begin DATA ENTRIES

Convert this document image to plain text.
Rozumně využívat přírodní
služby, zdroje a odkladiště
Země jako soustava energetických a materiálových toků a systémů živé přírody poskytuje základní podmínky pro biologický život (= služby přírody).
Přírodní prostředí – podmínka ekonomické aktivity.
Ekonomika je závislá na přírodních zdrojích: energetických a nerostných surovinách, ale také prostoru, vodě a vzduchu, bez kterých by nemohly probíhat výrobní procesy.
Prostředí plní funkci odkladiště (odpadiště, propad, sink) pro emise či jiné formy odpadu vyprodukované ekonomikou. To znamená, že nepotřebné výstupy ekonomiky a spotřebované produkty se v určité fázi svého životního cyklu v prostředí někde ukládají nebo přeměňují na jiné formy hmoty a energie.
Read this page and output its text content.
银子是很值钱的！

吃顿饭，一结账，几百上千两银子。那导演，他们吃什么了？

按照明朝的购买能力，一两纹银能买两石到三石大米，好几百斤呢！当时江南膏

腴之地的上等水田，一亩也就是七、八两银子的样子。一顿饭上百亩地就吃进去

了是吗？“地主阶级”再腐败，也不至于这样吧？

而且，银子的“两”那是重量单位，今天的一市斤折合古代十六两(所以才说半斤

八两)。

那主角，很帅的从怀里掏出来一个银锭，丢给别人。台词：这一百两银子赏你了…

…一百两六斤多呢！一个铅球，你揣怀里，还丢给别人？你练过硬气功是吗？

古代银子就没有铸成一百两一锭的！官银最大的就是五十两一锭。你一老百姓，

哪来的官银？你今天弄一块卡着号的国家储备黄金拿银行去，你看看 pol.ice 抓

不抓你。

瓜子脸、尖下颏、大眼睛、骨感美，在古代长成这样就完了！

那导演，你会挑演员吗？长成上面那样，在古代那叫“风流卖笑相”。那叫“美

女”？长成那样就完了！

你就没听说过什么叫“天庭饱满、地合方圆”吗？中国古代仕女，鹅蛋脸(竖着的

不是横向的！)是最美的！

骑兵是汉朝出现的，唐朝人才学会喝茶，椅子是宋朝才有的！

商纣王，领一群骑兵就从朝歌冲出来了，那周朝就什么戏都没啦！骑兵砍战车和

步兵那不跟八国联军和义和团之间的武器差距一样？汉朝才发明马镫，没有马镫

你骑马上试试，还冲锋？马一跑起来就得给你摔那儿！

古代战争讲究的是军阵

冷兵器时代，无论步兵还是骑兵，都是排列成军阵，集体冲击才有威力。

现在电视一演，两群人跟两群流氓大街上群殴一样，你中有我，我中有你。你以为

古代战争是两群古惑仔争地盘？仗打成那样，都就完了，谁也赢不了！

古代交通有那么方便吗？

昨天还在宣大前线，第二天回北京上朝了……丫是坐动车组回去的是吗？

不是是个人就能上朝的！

end DATA ENTRIES

Please restate the data word for word, every record included.

Convert this document image to plain text.
Rozumně využívat přírodní
služby, zdroje a odkladiště
Země jako soustava energetických a materiálových toků a systémů živé přírody poskytuje základní podmínky pro biologický život (= služby přírody).
Přírodní prostředí – podmínka ekonomické aktivity.
Ekonomika je závislá na přírodních zdrojích: energetických a nerostných surovinách, ale také prostoru, vodě a vzduchu, bez kterých by nemohly probíhat výrobní procesy.
Prostředí plní funkci odkladiště (odpadiště, propad, sink) pro emise či jiné formy odpadu vyprodukované ekonomikou. To znamená, že nepotřebné výstupy ekonomiky a spotřebované produkty se v určité fázi svého životního cyklu v prostředí někde ukládají nebo přeměňují na jiné formy hmoty a energie.
Read this page and output its text content.
银子是很值钱的！

吃顿饭，一结账，几百上千两银子。那导演，他们吃什么了？

按照明朝的购买能力，一两纹银能买两石到三石大米，好几百斤呢！当时江南膏

腴之地的上等水田，一亩也就是七、八两银子的样子。一顿饭上百亩地就吃进去

了是吗？“地主阶级”再腐败，也不至于这样吧？

而且，银子的“两”那是重量单位，今天的一市斤折合古代十六两(所以才说半斤

八两)。

那主角，很帅的从怀里掏出来一个银锭，丢给别人。台词：这一百两银子赏你了…

…一百两六斤多呢！一个铅球，你揣怀里，还丢给别人？你练过硬气功是吗？

古代银子就没有铸成一百两一锭的！官银最大的就是五十两一锭。你一老百姓，

哪来的官银？你今天弄一块卡着号的国家储备黄金拿银行去，你看看 pol.ice 抓

不抓你。

瓜子脸、尖下颏、大眼睛、骨感美，在古代长成这样就完了！

那导演，你会挑演员吗？长成上面那样，在古代那叫“风流卖笑相”。那叫“美

女”？长成那样就完了！

你就没听说过什么叫“天庭饱满、地合方圆”吗？中国古代仕女，鹅蛋脸(竖着的

不是横向的！)是最美的！

骑兵是汉朝出现的，唐朝人才学会喝茶，椅子是宋朝才有的！

商纣王，领一群骑兵就从朝歌冲出来了，那周朝就什么戏都没啦！骑兵砍战车和

步兵那不跟八国联军和义和团之间的武器差距一样？汉朝才发明马镫，没有马镫

你骑马上试试，还冲锋？马一跑起来就得给你摔那儿！

古代战争讲究的是军阵

冷兵器时代，无论步兵还是骑兵，都是排列成军阵，集体冲击才有威力。

现在电视一演，两群人跟两群流氓大街上群殴一样，你中有我，我中有你。你以为

古代战争是两群古惑仔争地盘？仗打成那样，都就完了，谁也赢不了！

古代交通有那么方便吗？

昨天还在宣大前线，第二天回北京上朝了……丫是坐动车组回去的是吗？

不是是个人就能上朝的！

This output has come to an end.